## Begin DATA EXTRACT

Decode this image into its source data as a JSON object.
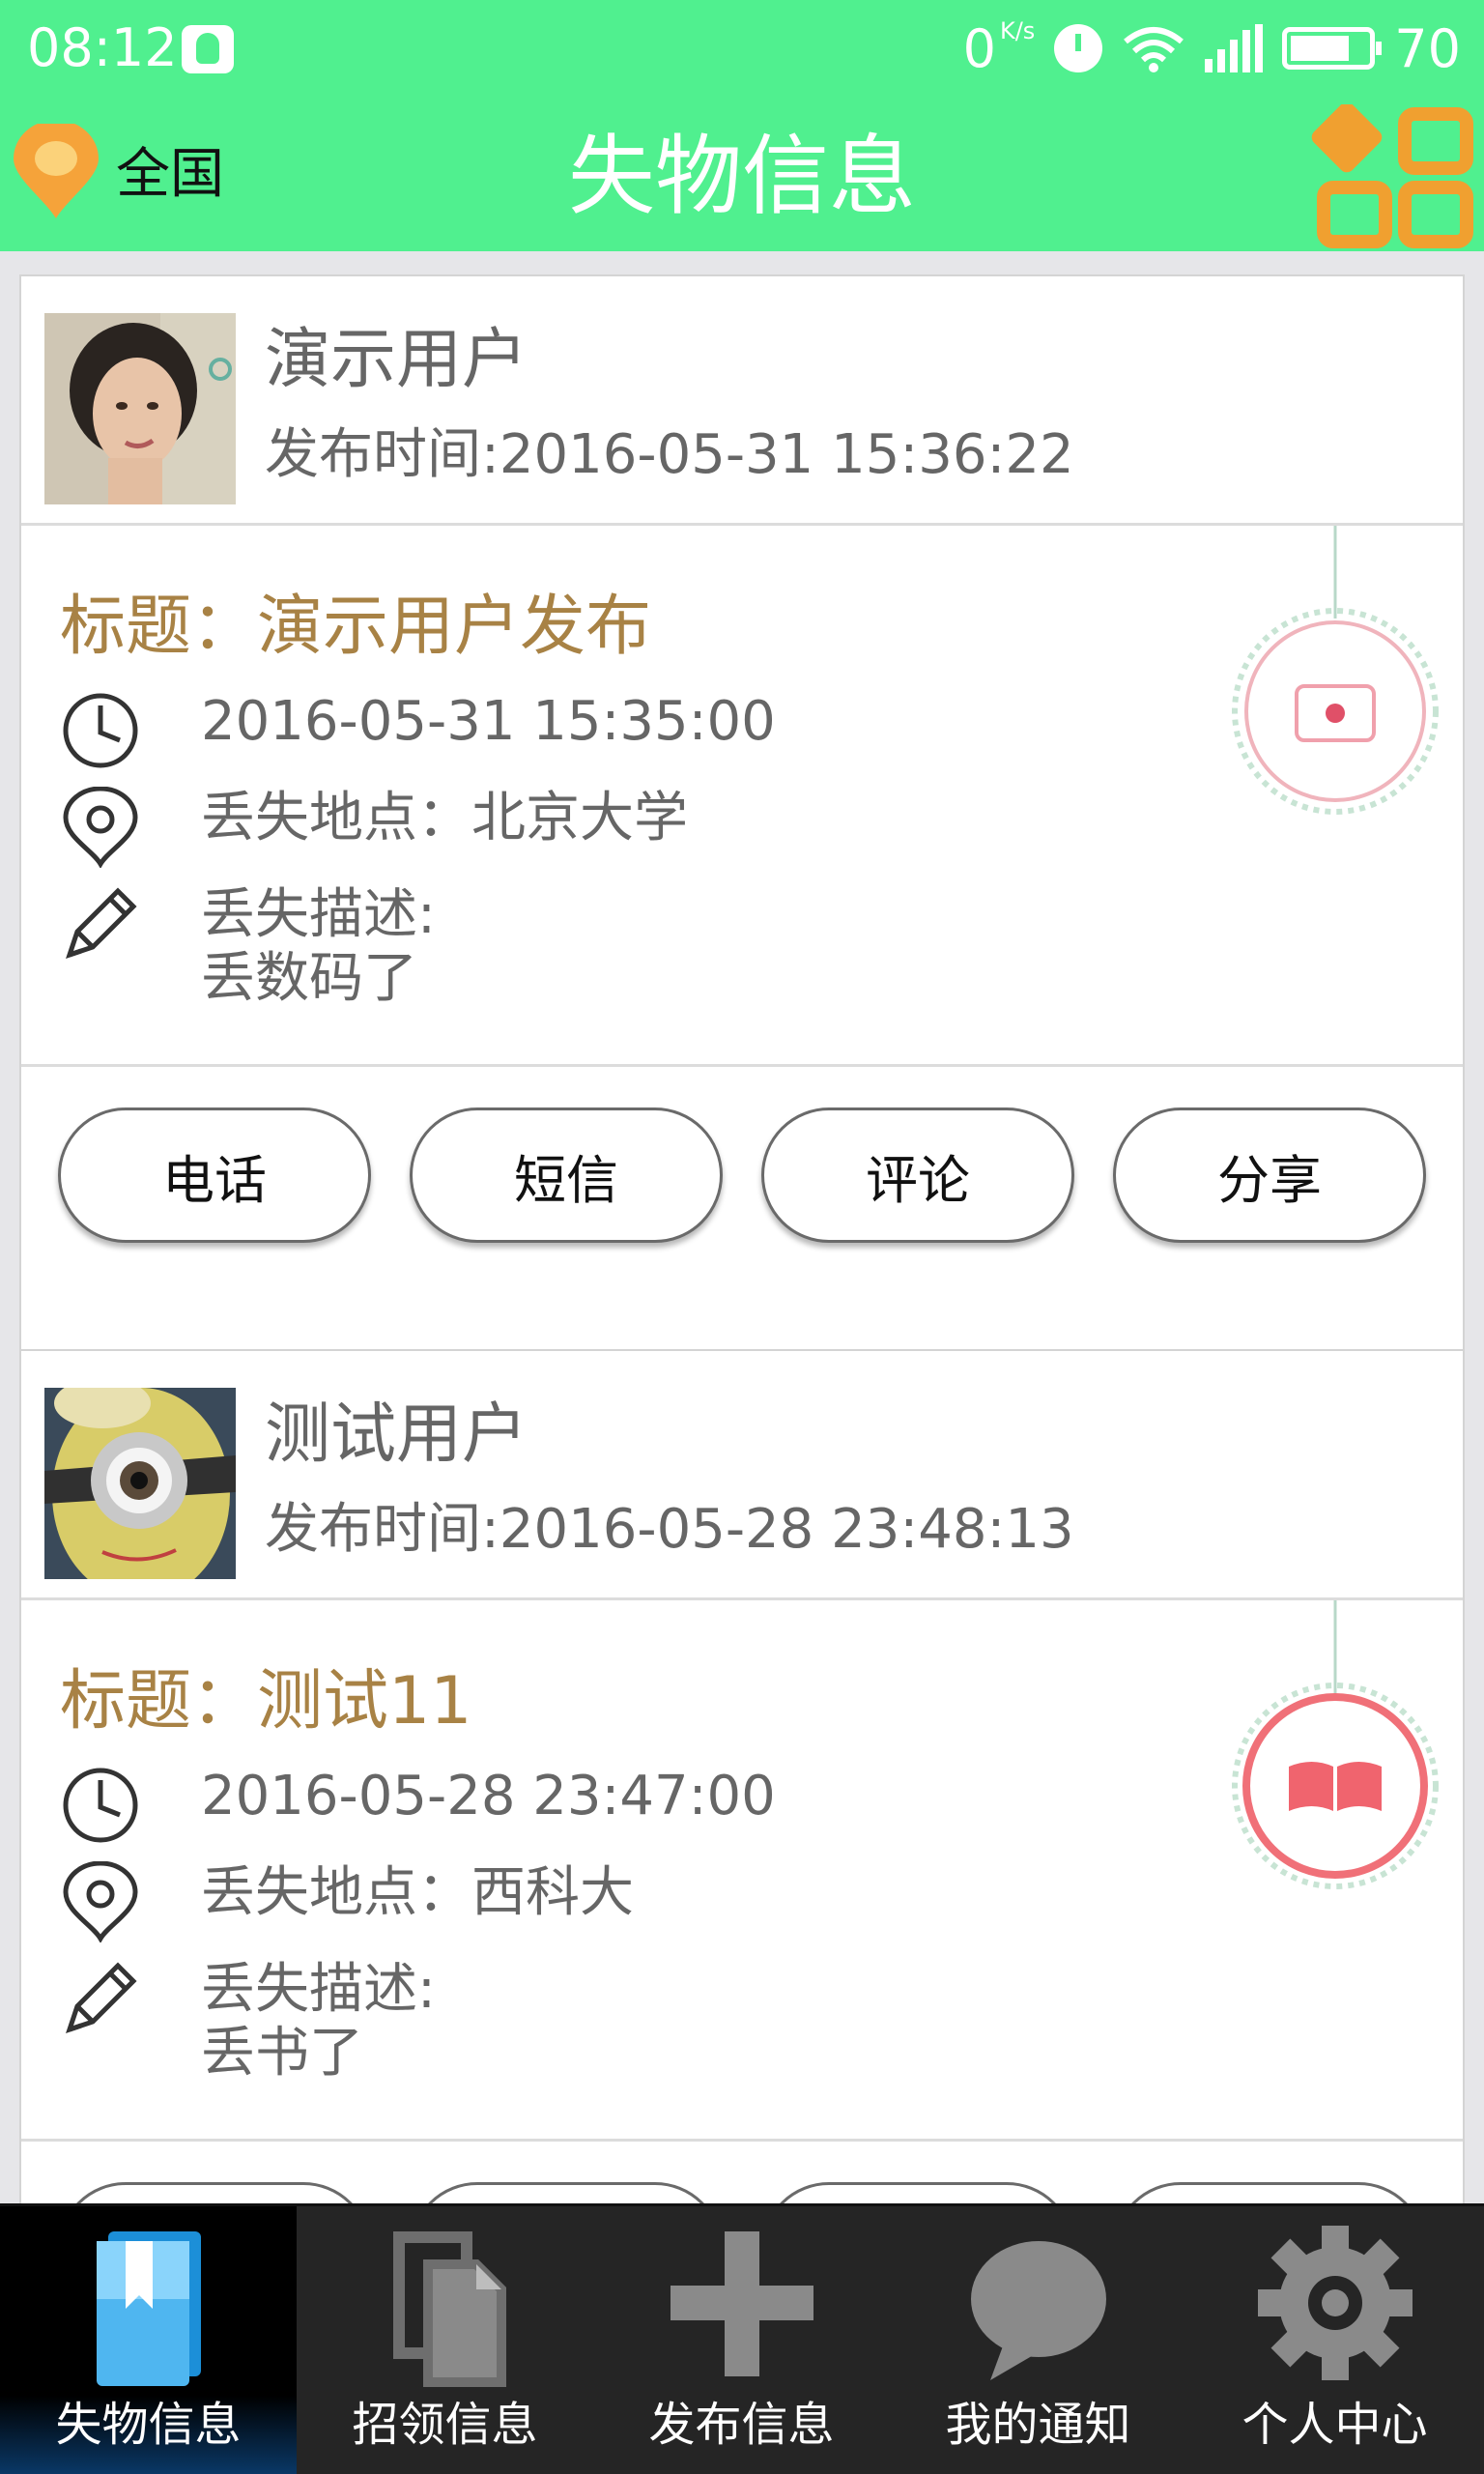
{
  "status_bar": {
    "time": "08:12",
    "net_speed": "0",
    "net_unit": "K/s",
    "network": "4G",
    "battery": "70"
  },
  "header": {
    "region": "全国",
    "title": "失物信息"
  },
  "posts": [
    {
      "username": "演示用户",
      "posted": "发布时间:2016-05-31 15:36:22",
      "title": "标题：演示用户发布",
      "date": "2016-05-31 15:35:00",
      "place": "丢失地点：北京大学",
      "desc_label": "丢失描述:",
      "desc": "丢数码了",
      "category_icon": "camera-icon",
      "buttons": [
        "电话",
        "短信",
        "评论",
        "分享"
      ]
    },
    {
      "username": "测试用户",
      "posted": "发布时间:2016-05-28 23:48:13",
      "title": "标题：测试11",
      "date": "2016-05-28 23:47:00",
      "place": "丢失地点：西科大",
      "desc_label": "丢失描述:",
      "desc": "丢书了",
      "category_icon": "book-icon",
      "buttons": [
        "电话",
        "短信",
        "评论",
        "分享"
      ]
    }
  ],
  "bottom_nav": [
    {
      "label": "失物信息",
      "icon": "book-icon",
      "active": true
    },
    {
      "label": "招领信息",
      "icon": "documents-icon",
      "active": false
    },
    {
      "label": "发布信息",
      "icon": "plus-icon",
      "active": false
    },
    {
      "label": "我的通知",
      "icon": "chat-bubble-icon",
      "active": false
    },
    {
      "label": "个人中心",
      "icon": "gear-icon",
      "active": false
    }
  ],
  "colors": {
    "header_green": "#50f08f",
    "title_gold": "#a88245",
    "badge_red": "#f0646e",
    "pin_orange": "#f5a33a"
  }
}
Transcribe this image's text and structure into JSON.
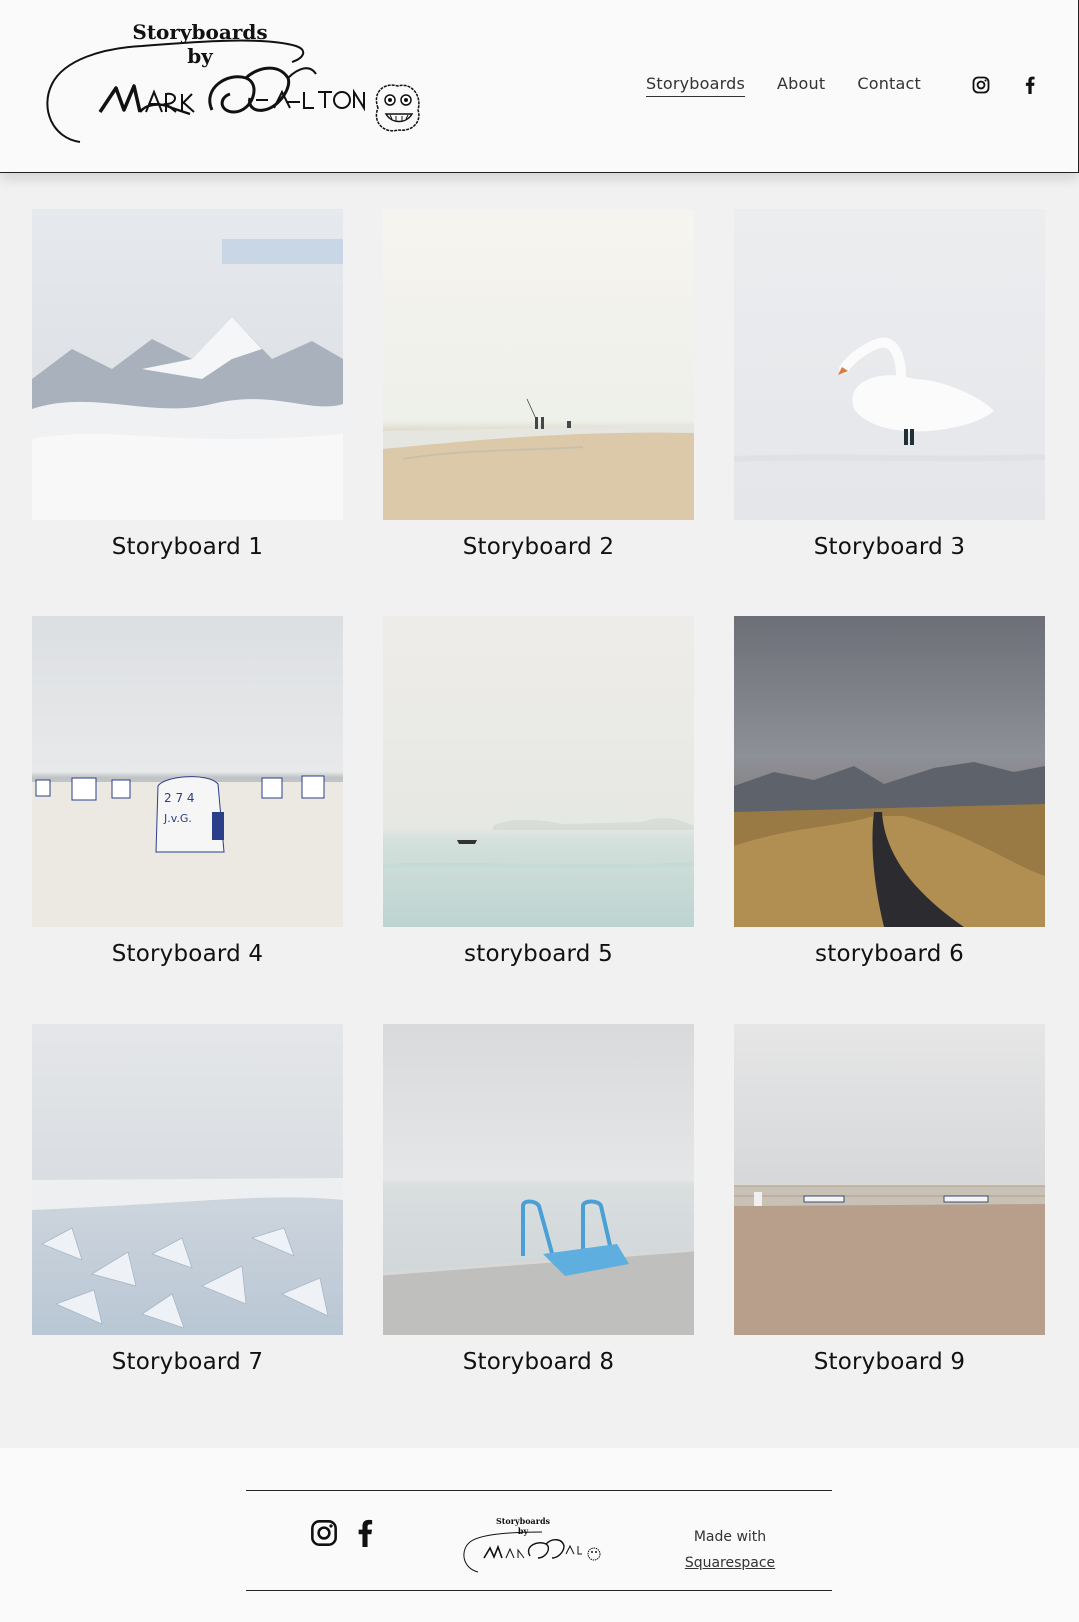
{
  "header": {
    "logo_title_line1": "Storyboards",
    "logo_title_line2": "by",
    "nav": [
      {
        "label": "Storyboards",
        "active": true
      },
      {
        "label": "About",
        "active": false
      },
      {
        "label": "Contact",
        "active": false
      }
    ],
    "social_icons": [
      "instagram-icon",
      "facebook-icon"
    ]
  },
  "gallery": [
    {
      "title": "Storyboard 1",
      "scene": "snowy-mountains-mist"
    },
    {
      "title": "Storyboard 2",
      "scene": "beach-fishermen-haze"
    },
    {
      "title": "Storyboard 3",
      "scene": "white-swan-water"
    },
    {
      "title": "Storyboard 4",
      "scene": "beach-chairs-sand"
    },
    {
      "title": "storyboard 5",
      "scene": "misty-sea-boat"
    },
    {
      "title": "storyboard 6",
      "scene": "mountain-road-autumn"
    },
    {
      "title": "Storyboard 7",
      "scene": "frozen-ice-shore"
    },
    {
      "title": "Storyboard 8",
      "scene": "pier-blue-ladder"
    },
    {
      "title": "Storyboard 9",
      "scene": "promenade-benches"
    }
  ],
  "footer": {
    "logo_title_line1": "Storyboards",
    "logo_title_line2": "by",
    "made_with": "Made with",
    "platform": "Squarespace"
  }
}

## End DATA EXTRACT

• SHORT TASK: Among the records above, find each line holding the string "this" and pull it out.

• FINISHED ANSWER:
Decode this image into its source data as a JSON object.
Transcribe this image's text and structure into JSON.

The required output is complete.